- _DATASET_:
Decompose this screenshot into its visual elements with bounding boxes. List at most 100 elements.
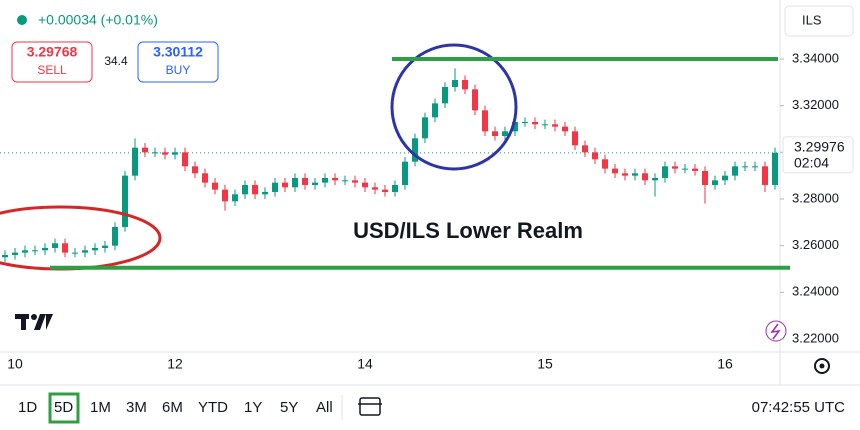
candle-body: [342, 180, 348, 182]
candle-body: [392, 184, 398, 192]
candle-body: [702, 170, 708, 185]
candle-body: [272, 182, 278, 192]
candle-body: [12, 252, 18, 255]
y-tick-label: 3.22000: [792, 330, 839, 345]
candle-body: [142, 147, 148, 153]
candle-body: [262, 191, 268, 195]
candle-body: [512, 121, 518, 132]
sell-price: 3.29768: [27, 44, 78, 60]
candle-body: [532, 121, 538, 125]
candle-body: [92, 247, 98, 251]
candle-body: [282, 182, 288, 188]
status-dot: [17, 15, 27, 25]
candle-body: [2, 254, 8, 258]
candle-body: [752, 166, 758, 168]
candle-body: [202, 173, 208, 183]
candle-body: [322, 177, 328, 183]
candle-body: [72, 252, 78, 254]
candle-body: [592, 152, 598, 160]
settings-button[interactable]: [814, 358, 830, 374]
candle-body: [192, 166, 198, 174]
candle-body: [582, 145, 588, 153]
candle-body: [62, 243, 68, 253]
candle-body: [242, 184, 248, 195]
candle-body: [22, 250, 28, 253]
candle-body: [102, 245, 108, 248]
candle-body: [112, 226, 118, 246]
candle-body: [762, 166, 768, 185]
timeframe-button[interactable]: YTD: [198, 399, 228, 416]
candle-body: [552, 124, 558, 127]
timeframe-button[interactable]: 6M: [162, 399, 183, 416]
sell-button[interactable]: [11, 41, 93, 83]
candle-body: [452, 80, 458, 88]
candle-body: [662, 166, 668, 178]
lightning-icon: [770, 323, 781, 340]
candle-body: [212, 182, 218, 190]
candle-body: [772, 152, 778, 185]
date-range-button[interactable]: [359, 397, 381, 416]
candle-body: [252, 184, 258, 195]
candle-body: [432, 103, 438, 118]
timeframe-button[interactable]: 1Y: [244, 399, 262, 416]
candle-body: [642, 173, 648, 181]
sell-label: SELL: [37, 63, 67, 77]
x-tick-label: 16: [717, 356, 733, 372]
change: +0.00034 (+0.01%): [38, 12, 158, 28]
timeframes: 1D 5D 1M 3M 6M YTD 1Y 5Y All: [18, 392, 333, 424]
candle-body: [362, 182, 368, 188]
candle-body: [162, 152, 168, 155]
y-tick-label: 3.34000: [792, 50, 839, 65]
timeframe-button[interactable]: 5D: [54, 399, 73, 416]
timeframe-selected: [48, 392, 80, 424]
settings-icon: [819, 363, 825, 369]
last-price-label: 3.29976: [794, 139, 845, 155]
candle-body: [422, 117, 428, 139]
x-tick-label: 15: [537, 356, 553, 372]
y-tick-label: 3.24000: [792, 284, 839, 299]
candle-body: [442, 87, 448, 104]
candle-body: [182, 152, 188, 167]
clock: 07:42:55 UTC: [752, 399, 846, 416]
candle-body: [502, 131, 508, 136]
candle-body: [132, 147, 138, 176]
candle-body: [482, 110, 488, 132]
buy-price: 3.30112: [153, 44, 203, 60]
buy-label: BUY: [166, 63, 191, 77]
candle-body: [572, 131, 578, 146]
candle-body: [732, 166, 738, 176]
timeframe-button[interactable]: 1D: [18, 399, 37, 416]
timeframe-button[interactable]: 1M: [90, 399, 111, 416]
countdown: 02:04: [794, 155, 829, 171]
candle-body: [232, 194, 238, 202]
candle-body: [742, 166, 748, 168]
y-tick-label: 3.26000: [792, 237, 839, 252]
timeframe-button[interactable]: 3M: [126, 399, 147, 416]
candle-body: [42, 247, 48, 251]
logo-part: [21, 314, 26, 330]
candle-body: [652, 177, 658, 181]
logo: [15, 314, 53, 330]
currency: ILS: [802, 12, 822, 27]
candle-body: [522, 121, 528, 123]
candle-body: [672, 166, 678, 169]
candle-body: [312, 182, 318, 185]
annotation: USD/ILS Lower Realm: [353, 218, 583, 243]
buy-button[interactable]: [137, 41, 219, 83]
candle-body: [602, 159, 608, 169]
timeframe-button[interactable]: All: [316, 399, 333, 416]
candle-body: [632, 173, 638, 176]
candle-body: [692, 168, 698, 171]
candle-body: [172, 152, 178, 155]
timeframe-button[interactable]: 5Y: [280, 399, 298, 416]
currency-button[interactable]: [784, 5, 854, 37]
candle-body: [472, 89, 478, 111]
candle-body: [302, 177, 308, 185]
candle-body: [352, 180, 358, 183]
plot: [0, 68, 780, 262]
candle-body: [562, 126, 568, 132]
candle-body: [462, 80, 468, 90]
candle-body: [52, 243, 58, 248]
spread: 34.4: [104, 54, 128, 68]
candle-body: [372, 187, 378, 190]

- _TASK DETAILS_:
Please repeat every line of the records above word for word, leaving out the pictures.

- _FINAL RESULT_:
Decompose this screenshot into its visual elements with bounding boxes. List at most 100 elements.
candle-body: [342, 180, 348, 182]
candle-body: [392, 184, 398, 192]
candle-body: [702, 170, 708, 185]
candle-body: [272, 182, 278, 192]
candle-body: [12, 252, 18, 255]
y-tick-label: 3.22000: [792, 330, 839, 345]
candle-body: [142, 147, 148, 153]
candle-body: [262, 191, 268, 195]
candle-body: [512, 121, 518, 132]
sell-price: 3.29768: [27, 44, 78, 60]
candle-body: [532, 121, 538, 125]
candle-body: [92, 247, 98, 251]
candle-body: [282, 182, 288, 188]
status-dot: [17, 15, 27, 25]
candle-body: [2, 254, 8, 258]
candle-body: [752, 166, 758, 168]
candle-body: [202, 173, 208, 183]
candle-body: [322, 177, 328, 183]
candle-body: [72, 252, 78, 254]
candle-body: [592, 152, 598, 160]
settings-button[interactable]: [814, 358, 830, 374]
candle-body: [192, 166, 198, 174]
candle-body: [582, 145, 588, 153]
candle-body: [62, 243, 68, 253]
candle-body: [242, 184, 248, 195]
candle-body: [22, 250, 28, 253]
candle-body: [102, 245, 108, 248]
candle-body: [112, 226, 118, 246]
candle-body: [762, 166, 768, 185]
timeframe-button[interactable]: YTD: [198, 399, 228, 416]
candle-body: [552, 124, 558, 127]
timeframe-button[interactable]: 6M: [162, 399, 183, 416]
sell-button[interactable]: [11, 41, 93, 83]
candle-body: [452, 80, 458, 88]
candle-body: [662, 166, 668, 178]
lightning-icon: [770, 323, 781, 340]
candle-body: [212, 182, 218, 190]
candle-body: [772, 152, 778, 185]
date-range-button[interactable]: [359, 397, 381, 416]
candle-body: [252, 184, 258, 195]
candle-body: [432, 103, 438, 118]
timeframe-button[interactable]: 1Y: [244, 399, 262, 416]
candle-body: [642, 173, 648, 181]
sell-label: SELL: [37, 63, 67, 77]
x-tick-label: 16: [717, 356, 733, 372]
change: +0.00034 (+0.01%): [38, 12, 158, 28]
timeframes: 1D 5D 1M 3M 6M YTD 1Y 5Y All: [18, 392, 333, 424]
candle-body: [362, 182, 368, 188]
candle-body: [162, 152, 168, 155]
y-tick-label: 3.34000: [792, 50, 839, 65]
timeframe-button[interactable]: 5D: [54, 399, 73, 416]
timeframe-selected: [48, 392, 80, 424]
settings-icon: [819, 363, 825, 369]
last-price-label: 3.29976: [794, 139, 845, 155]
candle-body: [422, 117, 428, 139]
x-tick-label: 15: [537, 356, 553, 372]
y-tick-label: 3.24000: [792, 284, 839, 299]
candle-body: [442, 87, 448, 104]
candle-body: [182, 152, 188, 167]
clock: 07:42:55 UTC: [752, 399, 846, 416]
candle-body: [502, 131, 508, 136]
candle-body: [132, 147, 138, 176]
candle-body: [482, 110, 488, 132]
buy-price: 3.30112: [153, 44, 203, 60]
buy-label: BUY: [166, 63, 191, 77]
candle-body: [572, 131, 578, 146]
candle-body: [732, 166, 738, 176]
timeframe-button[interactable]: 1D: [18, 399, 37, 416]
timeframe-button[interactable]: 1M: [90, 399, 111, 416]
countdown: 02:04: [794, 155, 829, 171]
candle-body: [232, 194, 238, 202]
candle-body: [742, 166, 748, 168]
y-tick-label: 3.26000: [792, 237, 839, 252]
timeframe-button[interactable]: 3M: [126, 399, 147, 416]
candle-body: [42, 247, 48, 251]
logo-part: [21, 314, 26, 330]
candle-body: [652, 177, 658, 181]
logo: [15, 314, 53, 330]
currency: ILS: [802, 12, 822, 27]
candle-body: [522, 121, 528, 123]
candle-body: [672, 166, 678, 169]
candle-body: [312, 182, 318, 185]
annotation: USD/ILS Lower Realm: [353, 218, 583, 243]
buy-button[interactable]: [137, 41, 219, 83]
candle-body: [602, 159, 608, 169]
timeframe-button[interactable]: All: [316, 399, 333, 416]
candle-body: [632, 173, 638, 176]
candle-body: [692, 168, 698, 171]
candle-body: [172, 152, 178, 155]
timeframe-button[interactable]: 5Y: [280, 399, 298, 416]
currency-button[interactable]: [784, 5, 854, 37]
candle-body: [472, 89, 478, 111]
candle-body: [302, 177, 308, 185]
candle-body: [352, 180, 358, 183]
plot: [0, 68, 780, 262]
candle-body: [562, 126, 568, 132]
candle-body: [462, 80, 468, 90]
candle-body: [52, 243, 58, 248]
spread: 34.4: [104, 54, 128, 68]
candle-body: [372, 187, 378, 190]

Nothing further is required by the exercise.